[Rows]:
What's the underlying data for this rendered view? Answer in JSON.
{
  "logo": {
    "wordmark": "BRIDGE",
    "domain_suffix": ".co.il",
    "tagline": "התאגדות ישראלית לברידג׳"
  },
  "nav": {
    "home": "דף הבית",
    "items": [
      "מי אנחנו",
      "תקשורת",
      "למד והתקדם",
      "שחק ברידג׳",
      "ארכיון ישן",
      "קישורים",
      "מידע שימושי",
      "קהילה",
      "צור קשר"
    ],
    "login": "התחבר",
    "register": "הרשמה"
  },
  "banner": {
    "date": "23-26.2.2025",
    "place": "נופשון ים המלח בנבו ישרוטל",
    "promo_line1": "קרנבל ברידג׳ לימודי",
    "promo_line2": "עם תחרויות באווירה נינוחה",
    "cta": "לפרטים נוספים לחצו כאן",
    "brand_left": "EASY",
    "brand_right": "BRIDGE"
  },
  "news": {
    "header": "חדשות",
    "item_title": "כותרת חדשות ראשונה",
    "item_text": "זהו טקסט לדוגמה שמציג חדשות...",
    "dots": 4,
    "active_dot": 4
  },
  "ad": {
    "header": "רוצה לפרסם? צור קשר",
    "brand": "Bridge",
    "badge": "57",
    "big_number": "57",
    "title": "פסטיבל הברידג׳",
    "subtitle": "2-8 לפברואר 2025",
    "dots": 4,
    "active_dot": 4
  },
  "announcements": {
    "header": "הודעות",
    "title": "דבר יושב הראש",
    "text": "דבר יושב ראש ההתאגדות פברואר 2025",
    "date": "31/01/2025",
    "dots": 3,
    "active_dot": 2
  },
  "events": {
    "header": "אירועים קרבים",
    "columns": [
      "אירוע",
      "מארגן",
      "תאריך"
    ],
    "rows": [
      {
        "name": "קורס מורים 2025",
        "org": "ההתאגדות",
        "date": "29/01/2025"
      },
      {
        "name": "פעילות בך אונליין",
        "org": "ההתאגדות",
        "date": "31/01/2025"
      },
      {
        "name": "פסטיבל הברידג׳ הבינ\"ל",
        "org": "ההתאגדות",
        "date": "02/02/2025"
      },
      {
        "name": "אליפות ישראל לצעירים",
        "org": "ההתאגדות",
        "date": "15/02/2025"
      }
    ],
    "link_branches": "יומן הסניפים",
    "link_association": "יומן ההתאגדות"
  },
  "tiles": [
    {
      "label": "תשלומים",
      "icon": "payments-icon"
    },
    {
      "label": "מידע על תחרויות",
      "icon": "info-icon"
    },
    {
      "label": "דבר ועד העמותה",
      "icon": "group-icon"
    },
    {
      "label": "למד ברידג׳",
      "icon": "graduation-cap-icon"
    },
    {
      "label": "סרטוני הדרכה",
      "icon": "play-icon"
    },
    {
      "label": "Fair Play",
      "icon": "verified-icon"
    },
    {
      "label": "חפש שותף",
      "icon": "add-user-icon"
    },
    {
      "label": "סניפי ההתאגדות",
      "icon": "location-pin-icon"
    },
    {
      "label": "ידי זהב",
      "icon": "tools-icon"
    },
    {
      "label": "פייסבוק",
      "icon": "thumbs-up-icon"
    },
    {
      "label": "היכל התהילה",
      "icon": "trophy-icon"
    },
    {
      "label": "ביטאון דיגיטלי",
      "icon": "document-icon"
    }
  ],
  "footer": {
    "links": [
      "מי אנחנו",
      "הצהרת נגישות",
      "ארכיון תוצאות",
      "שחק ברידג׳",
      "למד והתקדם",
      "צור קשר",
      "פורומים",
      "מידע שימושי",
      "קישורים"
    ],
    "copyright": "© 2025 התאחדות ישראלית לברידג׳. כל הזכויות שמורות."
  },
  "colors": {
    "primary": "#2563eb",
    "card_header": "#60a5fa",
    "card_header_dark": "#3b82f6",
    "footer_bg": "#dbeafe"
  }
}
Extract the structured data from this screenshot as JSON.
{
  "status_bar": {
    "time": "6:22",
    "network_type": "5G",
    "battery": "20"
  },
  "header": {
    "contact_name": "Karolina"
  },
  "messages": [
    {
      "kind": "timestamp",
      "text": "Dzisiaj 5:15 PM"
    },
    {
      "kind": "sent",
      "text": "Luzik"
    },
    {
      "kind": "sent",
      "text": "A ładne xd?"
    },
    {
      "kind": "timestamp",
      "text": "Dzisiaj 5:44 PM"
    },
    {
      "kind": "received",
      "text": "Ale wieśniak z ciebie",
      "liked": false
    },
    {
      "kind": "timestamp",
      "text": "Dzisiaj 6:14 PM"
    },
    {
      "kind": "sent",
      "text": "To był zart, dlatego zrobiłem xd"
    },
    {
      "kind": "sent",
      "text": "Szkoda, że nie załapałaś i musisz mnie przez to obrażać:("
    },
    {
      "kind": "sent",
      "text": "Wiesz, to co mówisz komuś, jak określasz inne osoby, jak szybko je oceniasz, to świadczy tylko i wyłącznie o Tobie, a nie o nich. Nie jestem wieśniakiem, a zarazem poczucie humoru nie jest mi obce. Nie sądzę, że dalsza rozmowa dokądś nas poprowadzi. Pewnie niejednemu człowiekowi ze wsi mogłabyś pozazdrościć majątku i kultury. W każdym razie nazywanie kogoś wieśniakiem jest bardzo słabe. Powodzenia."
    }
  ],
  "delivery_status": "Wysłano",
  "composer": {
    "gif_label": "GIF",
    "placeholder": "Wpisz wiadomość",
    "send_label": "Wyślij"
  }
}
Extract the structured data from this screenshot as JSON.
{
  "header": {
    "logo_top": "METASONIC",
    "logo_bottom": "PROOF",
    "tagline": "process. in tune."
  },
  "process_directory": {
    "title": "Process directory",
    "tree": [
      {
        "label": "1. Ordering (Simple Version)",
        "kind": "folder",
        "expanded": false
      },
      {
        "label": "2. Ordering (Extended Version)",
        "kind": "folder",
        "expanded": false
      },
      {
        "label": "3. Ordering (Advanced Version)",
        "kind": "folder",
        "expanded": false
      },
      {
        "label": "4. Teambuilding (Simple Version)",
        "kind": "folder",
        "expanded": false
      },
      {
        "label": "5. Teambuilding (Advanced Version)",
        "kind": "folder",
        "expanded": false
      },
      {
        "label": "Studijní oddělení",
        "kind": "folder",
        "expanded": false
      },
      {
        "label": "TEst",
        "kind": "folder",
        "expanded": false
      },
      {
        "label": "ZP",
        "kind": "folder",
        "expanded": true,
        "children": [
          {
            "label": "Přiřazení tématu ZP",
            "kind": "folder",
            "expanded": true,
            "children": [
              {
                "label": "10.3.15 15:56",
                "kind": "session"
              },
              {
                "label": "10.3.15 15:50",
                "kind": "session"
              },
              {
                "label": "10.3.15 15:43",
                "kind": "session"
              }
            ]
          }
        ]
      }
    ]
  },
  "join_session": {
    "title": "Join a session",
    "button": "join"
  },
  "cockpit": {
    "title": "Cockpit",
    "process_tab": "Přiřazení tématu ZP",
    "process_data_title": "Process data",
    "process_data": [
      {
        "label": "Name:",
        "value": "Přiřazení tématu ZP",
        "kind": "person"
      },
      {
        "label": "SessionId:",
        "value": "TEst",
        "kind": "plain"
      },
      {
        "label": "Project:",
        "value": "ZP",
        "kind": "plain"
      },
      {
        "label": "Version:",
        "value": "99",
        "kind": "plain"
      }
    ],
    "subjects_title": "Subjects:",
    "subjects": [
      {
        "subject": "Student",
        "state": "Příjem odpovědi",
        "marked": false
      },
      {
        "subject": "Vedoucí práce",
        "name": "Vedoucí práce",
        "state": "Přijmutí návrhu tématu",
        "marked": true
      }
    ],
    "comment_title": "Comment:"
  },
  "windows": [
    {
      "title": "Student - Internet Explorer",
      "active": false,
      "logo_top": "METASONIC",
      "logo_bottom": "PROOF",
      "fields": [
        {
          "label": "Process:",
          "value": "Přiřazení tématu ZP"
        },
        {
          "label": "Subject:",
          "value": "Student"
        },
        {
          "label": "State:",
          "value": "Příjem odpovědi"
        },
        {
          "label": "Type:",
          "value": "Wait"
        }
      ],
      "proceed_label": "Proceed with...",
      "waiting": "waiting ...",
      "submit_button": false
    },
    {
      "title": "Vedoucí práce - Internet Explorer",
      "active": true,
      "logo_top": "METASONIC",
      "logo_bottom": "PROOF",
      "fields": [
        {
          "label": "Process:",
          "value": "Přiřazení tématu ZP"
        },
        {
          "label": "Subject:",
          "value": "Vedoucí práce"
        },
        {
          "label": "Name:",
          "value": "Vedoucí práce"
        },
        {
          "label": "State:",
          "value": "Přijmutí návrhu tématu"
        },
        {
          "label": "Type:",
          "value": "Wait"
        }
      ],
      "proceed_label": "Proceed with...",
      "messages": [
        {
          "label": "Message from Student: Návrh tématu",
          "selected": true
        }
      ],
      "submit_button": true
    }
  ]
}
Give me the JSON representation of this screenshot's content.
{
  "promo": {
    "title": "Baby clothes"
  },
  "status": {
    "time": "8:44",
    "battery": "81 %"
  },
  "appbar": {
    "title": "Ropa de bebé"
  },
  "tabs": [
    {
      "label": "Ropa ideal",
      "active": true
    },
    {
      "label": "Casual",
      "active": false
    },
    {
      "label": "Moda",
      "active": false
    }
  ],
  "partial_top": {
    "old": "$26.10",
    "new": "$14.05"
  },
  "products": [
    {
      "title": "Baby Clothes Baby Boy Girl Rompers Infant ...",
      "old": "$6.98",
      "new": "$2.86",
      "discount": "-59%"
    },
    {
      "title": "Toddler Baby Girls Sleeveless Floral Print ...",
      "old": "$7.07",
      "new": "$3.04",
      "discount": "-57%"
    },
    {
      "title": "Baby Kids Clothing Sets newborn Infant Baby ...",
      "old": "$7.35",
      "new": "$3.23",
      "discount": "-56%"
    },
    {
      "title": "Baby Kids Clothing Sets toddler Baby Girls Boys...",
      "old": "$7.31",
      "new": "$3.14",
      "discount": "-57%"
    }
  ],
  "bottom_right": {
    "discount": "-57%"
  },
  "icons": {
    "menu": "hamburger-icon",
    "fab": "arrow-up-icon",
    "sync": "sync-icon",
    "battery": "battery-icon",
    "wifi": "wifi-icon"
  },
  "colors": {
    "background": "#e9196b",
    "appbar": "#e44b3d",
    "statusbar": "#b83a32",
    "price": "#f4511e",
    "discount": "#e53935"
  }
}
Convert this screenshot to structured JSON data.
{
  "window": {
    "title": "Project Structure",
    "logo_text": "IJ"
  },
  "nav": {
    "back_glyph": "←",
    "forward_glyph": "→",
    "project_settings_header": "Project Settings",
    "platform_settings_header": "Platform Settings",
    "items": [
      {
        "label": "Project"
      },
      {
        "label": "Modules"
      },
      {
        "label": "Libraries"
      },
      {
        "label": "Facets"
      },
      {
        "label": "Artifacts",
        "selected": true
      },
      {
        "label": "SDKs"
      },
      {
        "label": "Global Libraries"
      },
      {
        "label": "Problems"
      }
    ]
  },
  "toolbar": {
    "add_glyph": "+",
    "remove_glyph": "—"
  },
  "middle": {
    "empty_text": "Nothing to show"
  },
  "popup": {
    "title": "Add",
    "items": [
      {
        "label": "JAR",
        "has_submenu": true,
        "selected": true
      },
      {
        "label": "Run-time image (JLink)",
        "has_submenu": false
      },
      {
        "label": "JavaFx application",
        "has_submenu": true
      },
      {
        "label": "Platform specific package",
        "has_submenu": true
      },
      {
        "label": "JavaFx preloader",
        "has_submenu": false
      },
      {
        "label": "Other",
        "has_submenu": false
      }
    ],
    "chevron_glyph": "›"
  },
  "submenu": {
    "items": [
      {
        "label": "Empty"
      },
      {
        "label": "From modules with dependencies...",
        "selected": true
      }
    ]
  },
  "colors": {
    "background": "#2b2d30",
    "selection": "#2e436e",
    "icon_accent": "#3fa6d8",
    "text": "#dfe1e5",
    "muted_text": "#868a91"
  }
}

[Request]: Among the lines above, how many contain the string "תחרויות"? State the number alone.

[Right answer]: 2